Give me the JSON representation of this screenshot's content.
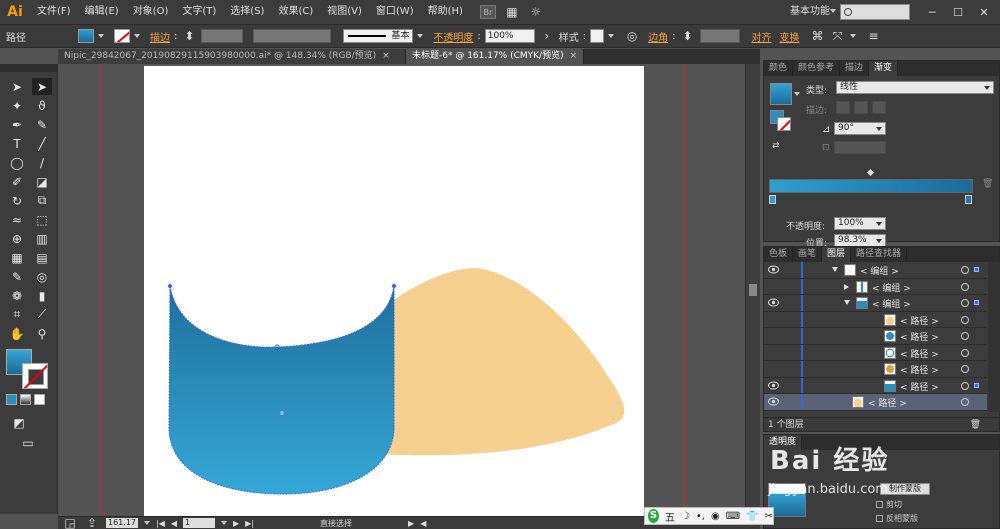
{
  "app": {
    "logo": "Ai"
  },
  "menu": [
    "文件(F)",
    "编辑(E)",
    "对象(O)",
    "文字(T)",
    "选择(S)",
    "效果(C)",
    "视图(V)",
    "窗口(W)",
    "帮助(H)"
  ],
  "menu_icons": {
    "bridge": "Br",
    "arrange": "▦",
    "gpu": "☼"
  },
  "workspace": "基本功能",
  "control": {
    "object_type": "路径",
    "stroke_label": "描边",
    "stroke_style_label": "基本",
    "opacity_label": "不透明度",
    "opacity_value": "100%",
    "style_label": "样式",
    "corner_label": "边角",
    "align_label": "对齐",
    "transform_label": "变换"
  },
  "tabs": [
    {
      "label": "Nipic_29842067_20190829115903980000.ai* @ 148.34% (RGB/预览)",
      "close": "×"
    },
    {
      "label": "未标题-6* @ 161.17% (CMYK/预览)",
      "close": "×"
    }
  ],
  "tools": [
    {
      "name": "selection-tool-icon",
      "glyph": "➤"
    },
    {
      "name": "direct-selection-tool-icon",
      "glyph": "➤"
    },
    {
      "name": "magic-wand-tool-icon",
      "glyph": "✦"
    },
    {
      "name": "lasso-tool-icon",
      "glyph": "ϑ"
    },
    {
      "name": "pen-tool-icon",
      "glyph": "✒"
    },
    {
      "name": "curvature-tool-icon",
      "glyph": "✎"
    },
    {
      "name": "type-tool-icon",
      "glyph": "T"
    },
    {
      "name": "line-tool-icon",
      "glyph": "╱"
    },
    {
      "name": "ellipse-tool-icon",
      "glyph": "◯"
    },
    {
      "name": "paintbrush-tool-icon",
      "glyph": "∕"
    },
    {
      "name": "pencil-tool-icon",
      "glyph": "✐"
    },
    {
      "name": "eraser-tool-icon",
      "glyph": "◪"
    },
    {
      "name": "rotate-tool-icon",
      "glyph": "↻"
    },
    {
      "name": "scale-tool-icon",
      "glyph": "⧉"
    },
    {
      "name": "warp-tool-icon",
      "glyph": "≈"
    },
    {
      "name": "free-transform-tool-icon",
      "glyph": "⬚"
    },
    {
      "name": "shape-builder-tool-icon",
      "glyph": "⊕"
    },
    {
      "name": "perspective-grid-tool-icon",
      "glyph": "▥"
    },
    {
      "name": "mesh-tool-icon",
      "glyph": "▦"
    },
    {
      "name": "gradient-tool-icon",
      "glyph": "▤"
    },
    {
      "name": "eyedropper-tool-icon",
      "glyph": "✎"
    },
    {
      "name": "blend-tool-icon",
      "glyph": "◎"
    },
    {
      "name": "symbol-sprayer-tool-icon",
      "glyph": "❁"
    },
    {
      "name": "column-graph-tool-icon",
      "glyph": "▮"
    },
    {
      "name": "artboard-tool-icon",
      "glyph": "⌗"
    },
    {
      "name": "slice-tool-icon",
      "glyph": "⟋"
    },
    {
      "name": "hand-tool-icon",
      "glyph": "✋"
    },
    {
      "name": "zoom-tool-icon",
      "glyph": "⚲"
    }
  ],
  "gradient_panel": {
    "tabs": [
      "颜色",
      "颜色参考",
      "描边",
      "渐变"
    ],
    "type_label": "类型",
    "type_value": "线性",
    "stroke_label": "描边",
    "angle_value": "90°",
    "opacity_label": "不透明度",
    "opacity_value": "100%",
    "location_label": "位置",
    "location_value": "98.3%",
    "start_color": "#2f9fd0",
    "end_color": "#1c6b98"
  },
  "layers_panel": {
    "tabs": [
      "色板",
      "画笔",
      "图层",
      "路径查找器"
    ],
    "rows": [
      {
        "indent": 80,
        "toggle": "down",
        "name": "< 编组 >",
        "eye": true,
        "thumb": "group",
        "sel": true
      },
      {
        "indent": 92,
        "toggle": "right",
        "name": "< 编组 >",
        "eye": false,
        "thumb": "small",
        "sel": false
      },
      {
        "indent": 92,
        "toggle": "down",
        "name": "< 编组 >",
        "eye": true,
        "thumb": "cup",
        "sel": true
      },
      {
        "indent": 120,
        "toggle": "",
        "name": "< 路径 >",
        "eye": false,
        "thumb": "tan",
        "sel": false
      },
      {
        "indent": 120,
        "toggle": "",
        "name": "< 路径 >",
        "eye": false,
        "thumb": "blue-ellipse",
        "sel": false
      },
      {
        "indent": 120,
        "toggle": "",
        "name": "< 路径 >",
        "eye": false,
        "thumb": "white-ellipse",
        "sel": false
      },
      {
        "indent": 120,
        "toggle": "",
        "name": "< 路径 >",
        "eye": false,
        "thumb": "gold",
        "sel": false
      },
      {
        "indent": 120,
        "toggle": "",
        "name": "< 路径 >",
        "eye": true,
        "thumb": "cup",
        "sel": true
      },
      {
        "indent": 88,
        "toggle": "",
        "name": "< 路径 >",
        "eye": true,
        "thumb": "tan",
        "sel": false,
        "selected": true
      }
    ],
    "footer": "1 个图层"
  },
  "transparency_panel": {
    "tab": "透明度",
    "make_mask": "制作蒙版",
    "clip": "剪切",
    "invert": "反相蒙版"
  },
  "status": {
    "zoom": "161.17",
    "page": "1",
    "tool": "直接选择"
  },
  "watermark": {
    "brand": "Bai 经验",
    "url": "jingyan.baidu.com"
  },
  "ime": {
    "logo": "S",
    "mode": "五"
  },
  "colors": {
    "cup_top": "#1f6f9c",
    "cup_bottom": "#35a8d8",
    "sand": "#f5d08e",
    "guide": "#c62828"
  }
}
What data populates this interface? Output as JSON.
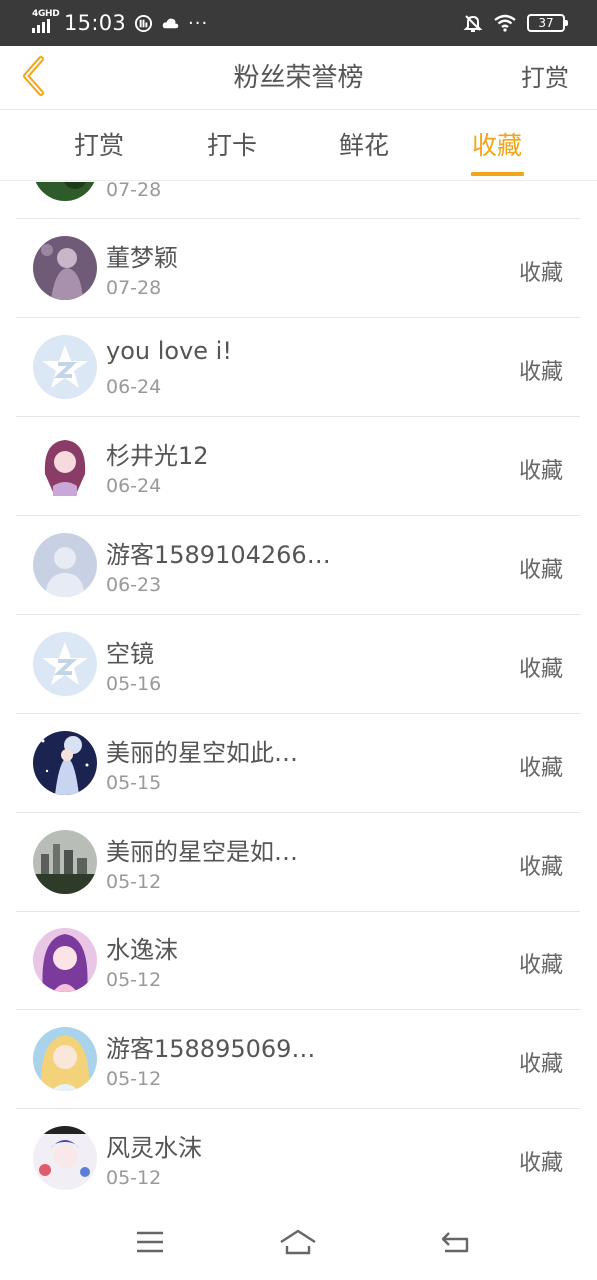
{
  "status_bar": {
    "network": "4GHD",
    "time": "15:03",
    "more": "···",
    "battery": "37"
  },
  "nav": {
    "title": "粉丝荣誉榜",
    "action": "打赏"
  },
  "tabs": [
    {
      "label": "打赏",
      "active": false
    },
    {
      "label": "打卡",
      "active": false
    },
    {
      "label": "鲜花",
      "active": false
    },
    {
      "label": "收藏",
      "active": true
    }
  ],
  "accent_color": "#f2a61b",
  "list": {
    "partial_row": {
      "date": "07-28",
      "avatar": "green-leaf-avatar"
    },
    "rows": [
      {
        "name": "董梦颖",
        "date": "07-28",
        "action": "收藏",
        "avatar": "purple-portrait-avatar"
      },
      {
        "name": "you love i!",
        "date": "06-24",
        "action": "收藏",
        "avatar": "default-star-avatar"
      },
      {
        "name": "杉井光12",
        "date": "06-24",
        "action": "收藏",
        "avatar": "anime-girl-avatar"
      },
      {
        "name": "游客1589104266…",
        "date": "06-23",
        "action": "收藏",
        "avatar": "default-person-avatar"
      },
      {
        "name": "空镜",
        "date": "05-16",
        "action": "收藏",
        "avatar": "default-star-avatar"
      },
      {
        "name": "美丽的星空如此…",
        "date": "05-15",
        "action": "收藏",
        "avatar": "night-sky-girl-avatar"
      },
      {
        "name": "美丽的星空是如…",
        "date": "05-12",
        "action": "收藏",
        "avatar": "city-photo-avatar"
      },
      {
        "name": "水逸沫",
        "date": "05-12",
        "action": "收藏",
        "avatar": "purple-hair-girl-avatar"
      },
      {
        "name": "游客158895069…",
        "date": "05-12",
        "action": "收藏",
        "avatar": "blonde-girl-avatar"
      },
      {
        "name": "风灵水沫",
        "date": "05-12",
        "action": "收藏",
        "avatar": "anime-art-avatar"
      }
    ]
  },
  "bottom_nav": [
    "menu-icon",
    "home-icon",
    "back-icon"
  ]
}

============

What to work on
Would you mind returning each entry above word for word, skipping the images?

Task result
Give me the JSON representation of this screenshot's content.
{
  "app": {
    "logo": "Ai"
  },
  "menu": [
    "文件(F)",
    "编辑(E)",
    "对象(O)",
    "文字(T)",
    "选择(S)",
    "效果(C)",
    "视图(V)",
    "窗口(W)",
    "帮助(H)"
  ],
  "menu_icons": {
    "bridge": "Br",
    "arrange": "▦",
    "gpu": "☼"
  },
  "workspace": "基本功能",
  "control": {
    "object_type": "路径",
    "stroke_label": "描边",
    "stroke_style_label": "基本",
    "opacity_label": "不透明度",
    "opacity_value": "100%",
    "style_label": "样式",
    "corner_label": "边角",
    "align_label": "对齐",
    "transform_label": "变换"
  },
  "tabs": [
    {
      "label": "Nipic_29842067_20190829115903980000.ai* @ 148.34% (RGB/预览)",
      "close": "×"
    },
    {
      "label": "未标题-6* @ 161.17% (CMYK/预览)",
      "close": "×"
    }
  ],
  "tools": [
    {
      "name": "selection-tool-icon",
      "glyph": "➤"
    },
    {
      "name": "direct-selection-tool-icon",
      "glyph": "➤"
    },
    {
      "name": "magic-wand-tool-icon",
      "glyph": "✦"
    },
    {
      "name": "lasso-tool-icon",
      "glyph": "ϑ"
    },
    {
      "name": "pen-tool-icon",
      "glyph": "✒"
    },
    {
      "name": "curvature-tool-icon",
      "glyph": "✎"
    },
    {
      "name": "type-tool-icon",
      "glyph": "T"
    },
    {
      "name": "line-tool-icon",
      "glyph": "╱"
    },
    {
      "name": "ellipse-tool-icon",
      "glyph": "◯"
    },
    {
      "name": "paintbrush-tool-icon",
      "glyph": "∕"
    },
    {
      "name": "pencil-tool-icon",
      "glyph": "✐"
    },
    {
      "name": "eraser-tool-icon",
      "glyph": "◪"
    },
    {
      "name": "rotate-tool-icon",
      "glyph": "↻"
    },
    {
      "name": "scale-tool-icon",
      "glyph": "⧉"
    },
    {
      "name": "warp-tool-icon",
      "glyph": "≈"
    },
    {
      "name": "free-transform-tool-icon",
      "glyph": "⬚"
    },
    {
      "name": "shape-builder-tool-icon",
      "glyph": "⊕"
    },
    {
      "name": "perspective-grid-tool-icon",
      "glyph": "▥"
    },
    {
      "name": "mesh-tool-icon",
      "glyph": "▦"
    },
    {
      "name": "gradient-tool-icon",
      "glyph": "▤"
    },
    {
      "name": "eyedropper-tool-icon",
      "glyph": "✎"
    },
    {
      "name": "blend-tool-icon",
      "glyph": "◎"
    },
    {
      "name": "symbol-sprayer-tool-icon",
      "glyph": "❁"
    },
    {
      "name": "column-graph-tool-icon",
      "glyph": "▮"
    },
    {
      "name": "artboard-tool-icon",
      "glyph": "⌗"
    },
    {
      "name": "slice-tool-icon",
      "glyph": "⟋"
    },
    {
      "name": "hand-tool-icon",
      "glyph": "✋"
    },
    {
      "name": "zoom-tool-icon",
      "glyph": "⚲"
    }
  ],
  "gradient_panel": {
    "tabs": [
      "颜色",
      "颜色参考",
      "描边",
      "渐变"
    ],
    "type_label": "类型",
    "type_value": "线性",
    "stroke_label": "描边",
    "angle_value": "90°",
    "opacity_label": "不透明度",
    "opacity_value": "100%",
    "location_label": "位置",
    "location_value": "98.3%",
    "start_color": "#2f9fd0",
    "end_color": "#1c6b98"
  },
  "layers_panel": {
    "tabs": [
      "色板",
      "画笔",
      "图层",
      "路径查找器"
    ],
    "rows": [
      {
        "indent": 80,
        "toggle": "down",
        "name": "< 编组 >",
        "eye": true,
        "thumb": "group",
        "sel": true
      },
      {
        "indent": 92,
        "toggle": "right",
        "name": "< 编组 >",
        "eye": false,
        "thumb": "small",
        "sel": false
      },
      {
        "indent": 92,
        "toggle": "down",
        "name": "< 编组 >",
        "eye": true,
        "thumb": "cup",
        "sel": true
      },
      {
        "indent": 120,
        "toggle": "",
        "name": "< 路径 >",
        "eye": false,
        "thumb": "tan",
        "sel": false
      },
      {
        "indent": 120,
        "toggle": "",
        "name": "< 路径 >",
        "eye": false,
        "thumb": "blue-ellipse",
        "sel": false
      },
      {
        "indent": 120,
        "toggle": "",
        "name": "< 路径 >",
        "eye": false,
        "thumb": "white-ellipse",
        "sel": false
      },
      {
        "indent": 120,
        "toggle": "",
        "name": "< 路径 >",
        "eye": false,
        "thumb": "gold",
        "sel": false
      },
      {
        "indent": 120,
        "toggle": "",
        "name": "< 路径 >",
        "eye": true,
        "thumb": "cup",
        "sel": true
      },
      {
        "indent": 88,
        "toggle": "",
        "name": "< 路径 >",
        "eye": true,
        "thumb": "tan",
        "sel": false,
        "selected": true
      }
    ],
    "footer": "1 个图层"
  },
  "transparency_panel": {
    "tab": "透明度",
    "make_mask": "制作蒙版",
    "clip": "剪切",
    "invert": "反相蒙版"
  },
  "status": {
    "zoom": "161.17",
    "page": "1",
    "tool": "直接选择"
  },
  "watermark": {
    "brand": "Bai 经验",
    "url": "jingyan.baidu.com"
  },
  "ime": {
    "logo": "S",
    "mode": "五"
  },
  "colors": {
    "cup_top": "#1f6f9c",
    "cup_bottom": "#35a8d8",
    "sand": "#f5d08e",
    "guide": "#c62828"
  }
}
What data populates this interface? Output as JSON.
{
  "status_bar": {
    "network": "4GHD",
    "time": "15:03",
    "more": "···",
    "battery": "37"
  },
  "nav": {
    "title": "粉丝荣誉榜",
    "action": "打赏"
  },
  "tabs": [
    {
      "label": "打赏",
      "active": false
    },
    {
      "label": "打卡",
      "active": false
    },
    {
      "label": "鲜花",
      "active": false
    },
    {
      "label": "收藏",
      "active": true
    }
  ],
  "accent_color": "#f2a61b",
  "list": {
    "partial_row": {
      "date": "07-28",
      "avatar": "green-leaf-avatar"
    },
    "rows": [
      {
        "name": "董梦颖",
        "date": "07-28",
        "action": "收藏",
        "avatar": "purple-portrait-avatar"
      },
      {
        "name": "you love i!",
        "date": "06-24",
        "action": "收藏",
        "avatar": "default-star-avatar"
      },
      {
        "name": "杉井光12",
        "date": "06-24",
        "action": "收藏",
        "avatar": "anime-girl-avatar"
      },
      {
        "name": "游客1589104266…",
        "date": "06-23",
        "action": "收藏",
        "avatar": "default-person-avatar"
      },
      {
        "name": "空镜",
        "date": "05-16",
        "action": "收藏",
        "avatar": "default-star-avatar"
      },
      {
        "name": "美丽的星空如此…",
        "date": "05-15",
        "action": "收藏",
        "avatar": "night-sky-girl-avatar"
      },
      {
        "name": "美丽的星空是如…",
        "date": "05-12",
        "action": "收藏",
        "avatar": "city-photo-avatar"
      },
      {
        "name": "水逸沫",
        "date": "05-12",
        "action": "收藏",
        "avatar": "purple-hair-girl-avatar"
      },
      {
        "name": "游客158895069…",
        "date": "05-12",
        "action": "收藏",
        "avatar": "blonde-girl-avatar"
      },
      {
        "name": "风灵水沫",
        "date": "05-12",
        "action": "收藏",
        "avatar": "anime-art-avatar"
      }
    ]
  },
  "bottom_nav": [
    "menu-icon",
    "home-icon",
    "back-icon"
  ]
}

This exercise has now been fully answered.